_WHAT THE EXERCISE ASKS_. Copy each line below that contains "SRMTID".
# Start of SOURCE MATERIAL
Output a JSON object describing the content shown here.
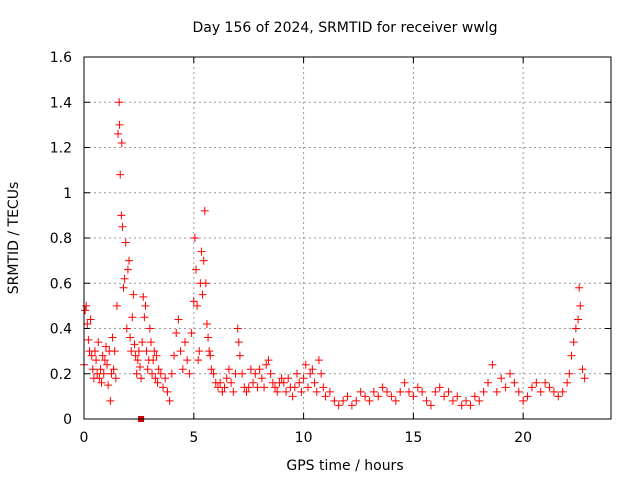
{
  "chart_data": {
    "type": "scatter",
    "title": "Day 156 of 2024, SRMTID for receiver wwlg",
    "xlabel": "GPS time / hours",
    "ylabel": "SRMTID / TECUs",
    "xlim": [
      0,
      24
    ],
    "ylim": [
      0,
      1.6
    ],
    "x_ticks": [
      0,
      5,
      10,
      15,
      20
    ],
    "x_tick_labels": [
      "0",
      "5",
      "10",
      "15",
      "20"
    ],
    "y_ticks": [
      0,
      0.2,
      0.4,
      0.6,
      0.8,
      1,
      1.2,
      1.4,
      1.6
    ],
    "y_tick_labels": [
      "0",
      "0.2",
      "0.4",
      "0.6",
      "0.8",
      "1",
      "1.2",
      "1.4",
      "1.6"
    ],
    "grid": true,
    "series": [
      {
        "name": "SRMTID",
        "color": "#ff0000",
        "marker": "plus",
        "points": [
          [
            0.0,
            0.24
          ],
          [
            0.05,
            0.48
          ],
          [
            0.1,
            0.5
          ],
          [
            0.15,
            0.42
          ],
          [
            0.2,
            0.35
          ],
          [
            0.25,
            0.3
          ],
          [
            0.3,
            0.44
          ],
          [
            0.35,
            0.28
          ],
          [
            0.4,
            0.22
          ],
          [
            0.45,
            0.18
          ],
          [
            0.5,
            0.3
          ],
          [
            0.55,
            0.26
          ],
          [
            0.6,
            0.2
          ],
          [
            0.65,
            0.34
          ],
          [
            0.7,
            0.18
          ],
          [
            0.75,
            0.22
          ],
          [
            0.8,
            0.16
          ],
          [
            0.85,
            0.28
          ],
          [
            0.9,
            0.2
          ],
          [
            0.95,
            0.26
          ],
          [
            1.0,
            0.32
          ],
          [
            1.05,
            0.24
          ],
          [
            1.1,
            0.15
          ],
          [
            1.15,
            0.3
          ],
          [
            1.2,
            0.08
          ],
          [
            1.25,
            0.2
          ],
          [
            1.3,
            0.36
          ],
          [
            1.35,
            0.22
          ],
          [
            1.4,
            0.3
          ],
          [
            1.45,
            0.18
          ],
          [
            1.5,
            0.5
          ],
          [
            1.55,
            1.26
          ],
          [
            1.6,
            1.4
          ],
          [
            1.62,
            1.3
          ],
          [
            1.65,
            1.08
          ],
          [
            1.7,
            0.9
          ],
          [
            1.72,
            1.22
          ],
          [
            1.75,
            0.85
          ],
          [
            1.8,
            0.58
          ],
          [
            1.85,
            0.62
          ],
          [
            1.9,
            0.78
          ],
          [
            1.95,
            0.4
          ],
          [
            2.0,
            0.66
          ],
          [
            2.05,
            0.7
          ],
          [
            2.1,
            0.36
          ],
          [
            2.15,
            0.3
          ],
          [
            2.2,
            0.45
          ],
          [
            2.25,
            0.55
          ],
          [
            2.3,
            0.33
          ],
          [
            2.35,
            0.28
          ],
          [
            2.4,
            0.2
          ],
          [
            2.45,
            0.26
          ],
          [
            2.5,
            0.3
          ],
          [
            2.55,
            0.23
          ],
          [
            2.6,
            0.18
          ],
          [
            2.65,
            0.34
          ],
          [
            2.7,
            0.54
          ],
          [
            2.75,
            0.45
          ],
          [
            2.8,
            0.5
          ],
          [
            2.85,
            0.3
          ],
          [
            2.9,
            0.22
          ],
          [
            2.95,
            0.26
          ],
          [
            3.0,
            0.4
          ],
          [
            3.05,
            0.34
          ],
          [
            3.1,
            0.2
          ],
          [
            3.15,
            0.26
          ],
          [
            3.2,
            0.3
          ],
          [
            3.25,
            0.18
          ],
          [
            3.3,
            0.28
          ],
          [
            3.35,
            0.16
          ],
          [
            3.4,
            0.22
          ],
          [
            3.5,
            0.2
          ],
          [
            3.6,
            0.14
          ],
          [
            3.7,
            0.18
          ],
          [
            3.8,
            0.12
          ],
          [
            3.9,
            0.08
          ],
          [
            4.0,
            0.2
          ],
          [
            4.1,
            0.28
          ],
          [
            4.2,
            0.38
          ],
          [
            4.3,
            0.44
          ],
          [
            4.4,
            0.3
          ],
          [
            4.5,
            0.22
          ],
          [
            4.6,
            0.34
          ],
          [
            4.7,
            0.26
          ],
          [
            4.8,
            0.2
          ],
          [
            4.9,
            0.38
          ],
          [
            5.0,
            0.52
          ],
          [
            5.05,
            0.8
          ],
          [
            5.1,
            0.66
          ],
          [
            5.15,
            0.5
          ],
          [
            5.2,
            0.26
          ],
          [
            5.25,
            0.3
          ],
          [
            5.3,
            0.6
          ],
          [
            5.35,
            0.74
          ],
          [
            5.4,
            0.55
          ],
          [
            5.45,
            0.7
          ],
          [
            5.5,
            0.92
          ],
          [
            5.55,
            0.6
          ],
          [
            5.6,
            0.42
          ],
          [
            5.65,
            0.36
          ],
          [
            5.7,
            0.3
          ],
          [
            5.75,
            0.28
          ],
          [
            5.8,
            0.22
          ],
          [
            5.9,
            0.2
          ],
          [
            6.0,
            0.16
          ],
          [
            6.1,
            0.14
          ],
          [
            6.2,
            0.16
          ],
          [
            6.3,
            0.12
          ],
          [
            6.4,
            0.14
          ],
          [
            6.5,
            0.18
          ],
          [
            6.6,
            0.22
          ],
          [
            6.7,
            0.16
          ],
          [
            6.8,
            0.12
          ],
          [
            6.9,
            0.2
          ],
          [
            7.0,
            0.4
          ],
          [
            7.05,
            0.34
          ],
          [
            7.1,
            0.28
          ],
          [
            7.2,
            0.2
          ],
          [
            7.3,
            0.14
          ],
          [
            7.4,
            0.12
          ],
          [
            7.5,
            0.14
          ],
          [
            7.6,
            0.22
          ],
          [
            7.7,
            0.16
          ],
          [
            7.8,
            0.2
          ],
          [
            7.9,
            0.14
          ],
          [
            8.0,
            0.22
          ],
          [
            8.1,
            0.18
          ],
          [
            8.2,
            0.14
          ],
          [
            8.3,
            0.24
          ],
          [
            8.4,
            0.26
          ],
          [
            8.5,
            0.2
          ],
          [
            8.6,
            0.16
          ],
          [
            8.7,
            0.14
          ],
          [
            8.8,
            0.12
          ],
          [
            8.9,
            0.16
          ],
          [
            9.0,
            0.18
          ],
          [
            9.1,
            0.16
          ],
          [
            9.2,
            0.12
          ],
          [
            9.3,
            0.18
          ],
          [
            9.4,
            0.14
          ],
          [
            9.5,
            0.1
          ],
          [
            9.6,
            0.14
          ],
          [
            9.7,
            0.2
          ],
          [
            9.8,
            0.16
          ],
          [
            9.9,
            0.12
          ],
          [
            10.0,
            0.18
          ],
          [
            10.1,
            0.24
          ],
          [
            10.2,
            0.14
          ],
          [
            10.3,
            0.2
          ],
          [
            10.4,
            0.22
          ],
          [
            10.5,
            0.16
          ],
          [
            10.6,
            0.12
          ],
          [
            10.7,
            0.26
          ],
          [
            10.8,
            0.2
          ],
          [
            10.9,
            0.14
          ],
          [
            11.0,
            0.1
          ],
          [
            11.2,
            0.12
          ],
          [
            11.4,
            0.08
          ],
          [
            11.6,
            0.06
          ],
          [
            11.8,
            0.08
          ],
          [
            12.0,
            0.1
          ],
          [
            12.2,
            0.06
          ],
          [
            12.4,
            0.08
          ],
          [
            12.6,
            0.12
          ],
          [
            12.8,
            0.1
          ],
          [
            13.0,
            0.08
          ],
          [
            13.2,
            0.12
          ],
          [
            13.4,
            0.1
          ],
          [
            13.6,
            0.14
          ],
          [
            13.8,
            0.12
          ],
          [
            14.0,
            0.1
          ],
          [
            14.2,
            0.08
          ],
          [
            14.4,
            0.12
          ],
          [
            14.6,
            0.16
          ],
          [
            14.8,
            0.12
          ],
          [
            15.0,
            0.1
          ],
          [
            15.2,
            0.14
          ],
          [
            15.4,
            0.12
          ],
          [
            15.6,
            0.08
          ],
          [
            15.8,
            0.06
          ],
          [
            16.0,
            0.12
          ],
          [
            16.2,
            0.14
          ],
          [
            16.4,
            0.1
          ],
          [
            16.6,
            0.12
          ],
          [
            16.8,
            0.08
          ],
          [
            17.0,
            0.1
          ],
          [
            17.2,
            0.06
          ],
          [
            17.4,
            0.08
          ],
          [
            17.6,
            0.06
          ],
          [
            17.8,
            0.1
          ],
          [
            18.0,
            0.08
          ],
          [
            18.2,
            0.12
          ],
          [
            18.4,
            0.16
          ],
          [
            18.6,
            0.24
          ],
          [
            18.8,
            0.12
          ],
          [
            19.0,
            0.18
          ],
          [
            19.2,
            0.14
          ],
          [
            19.4,
            0.2
          ],
          [
            19.6,
            0.16
          ],
          [
            19.8,
            0.12
          ],
          [
            20.0,
            0.08
          ],
          [
            20.2,
            0.1
          ],
          [
            20.4,
            0.14
          ],
          [
            20.6,
            0.16
          ],
          [
            20.8,
            0.12
          ],
          [
            21.0,
            0.16
          ],
          [
            21.2,
            0.14
          ],
          [
            21.4,
            0.12
          ],
          [
            21.6,
            0.1
          ],
          [
            21.8,
            0.12
          ],
          [
            22.0,
            0.16
          ],
          [
            22.1,
            0.2
          ],
          [
            22.2,
            0.28
          ],
          [
            22.3,
            0.34
          ],
          [
            22.4,
            0.4
          ],
          [
            22.5,
            0.44
          ],
          [
            22.55,
            0.58
          ],
          [
            22.6,
            0.5
          ],
          [
            22.7,
            0.22
          ],
          [
            22.8,
            0.18
          ]
        ]
      }
    ],
    "extra_marker": {
      "x": 2.6,
      "y": 0,
      "shape": "square",
      "color": "#cc0000"
    }
  }
}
# End of SOURCE MATERIAL
_TASK OUTPUT_.
    "title": "Day 156 of 2024, SRMTID for receiver wwlg",
    "ylabel": "SRMTID / TECUs",
        "name": "SRMTID",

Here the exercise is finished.